## Direction
Nothing in the records may be left out or altered; reproduce them all exactly.

## Records from a data collection
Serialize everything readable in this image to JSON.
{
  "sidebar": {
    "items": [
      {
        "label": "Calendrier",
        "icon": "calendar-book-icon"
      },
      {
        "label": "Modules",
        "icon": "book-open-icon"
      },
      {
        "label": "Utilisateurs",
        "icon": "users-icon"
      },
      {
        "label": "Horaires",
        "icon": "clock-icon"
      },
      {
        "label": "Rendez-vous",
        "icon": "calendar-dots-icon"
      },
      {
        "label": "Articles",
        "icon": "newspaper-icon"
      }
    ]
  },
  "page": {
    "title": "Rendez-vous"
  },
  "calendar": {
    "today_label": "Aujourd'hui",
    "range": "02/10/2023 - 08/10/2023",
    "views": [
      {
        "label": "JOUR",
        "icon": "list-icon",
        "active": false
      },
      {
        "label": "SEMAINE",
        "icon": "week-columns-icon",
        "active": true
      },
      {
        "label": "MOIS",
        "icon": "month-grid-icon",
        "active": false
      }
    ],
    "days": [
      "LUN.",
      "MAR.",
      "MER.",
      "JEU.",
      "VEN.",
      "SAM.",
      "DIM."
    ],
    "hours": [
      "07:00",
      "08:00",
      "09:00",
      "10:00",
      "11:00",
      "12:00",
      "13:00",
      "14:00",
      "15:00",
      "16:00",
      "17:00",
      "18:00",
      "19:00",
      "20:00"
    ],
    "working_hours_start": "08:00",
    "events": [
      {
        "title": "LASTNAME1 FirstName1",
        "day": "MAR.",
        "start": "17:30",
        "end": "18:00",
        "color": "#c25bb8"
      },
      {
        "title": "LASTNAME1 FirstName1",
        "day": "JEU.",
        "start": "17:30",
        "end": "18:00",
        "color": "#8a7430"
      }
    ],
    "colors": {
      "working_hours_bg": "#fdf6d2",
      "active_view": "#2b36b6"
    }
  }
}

## Task response
Serialize everything readable in this image to JSON.
{
  "sidebar": {
    "items": [
      {
        "label": "Calendrier",
        "icon": "calendar-book-icon"
      },
      {
        "label": "Modules",
        "icon": "book-open-icon"
      },
      {
        "label": "Utilisateurs",
        "icon": "users-icon"
      },
      {
        "label": "Horaires",
        "icon": "clock-icon"
      },
      {
        "label": "Rendez-vous",
        "icon": "calendar-dots-icon"
      },
      {
        "label": "Articles",
        "icon": "newspaper-icon"
      }
    ]
  },
  "page": {
    "title": "Rendez-vous"
  },
  "calendar": {
    "today_label": "Aujourd'hui",
    "range": "02/10/2023 - 08/10/2023",
    "views": [
      {
        "label": "JOUR",
        "icon": "list-icon",
        "active": false
      },
      {
        "label": "SEMAINE",
        "icon": "week-columns-icon",
        "active": true
      },
      {
        "label": "MOIS",
        "icon": "month-grid-icon",
        "active": false
      }
    ],
    "days": [
      "LUN.",
      "MAR.",
      "MER.",
      "JEU.",
      "VEN.",
      "SAM.",
      "DIM."
    ],
    "hours": [
      "07:00",
      "08:00",
      "09:00",
      "10:00",
      "11:00",
      "12:00",
      "13:00",
      "14:00",
      "15:00",
      "16:00",
      "17:00",
      "18:00",
      "19:00",
      "20:00"
    ],
    "working_hours_start": "08:00",
    "events": [
      {
        "title": "LASTNAME1 FirstName1",
        "day": "MAR.",
        "start": "17:30",
        "end": "18:00",
        "color": "#c25bb8"
      },
      {
        "title": "LASTNAME1 FirstName1",
        "day": "JEU.",
        "start": "17:30",
        "end": "18:00",
        "color": "#8a7430"
      }
    ],
    "colors": {
      "working_hours_bg": "#fdf6d2",
      "active_view": "#2b36b6"
    }
  }
}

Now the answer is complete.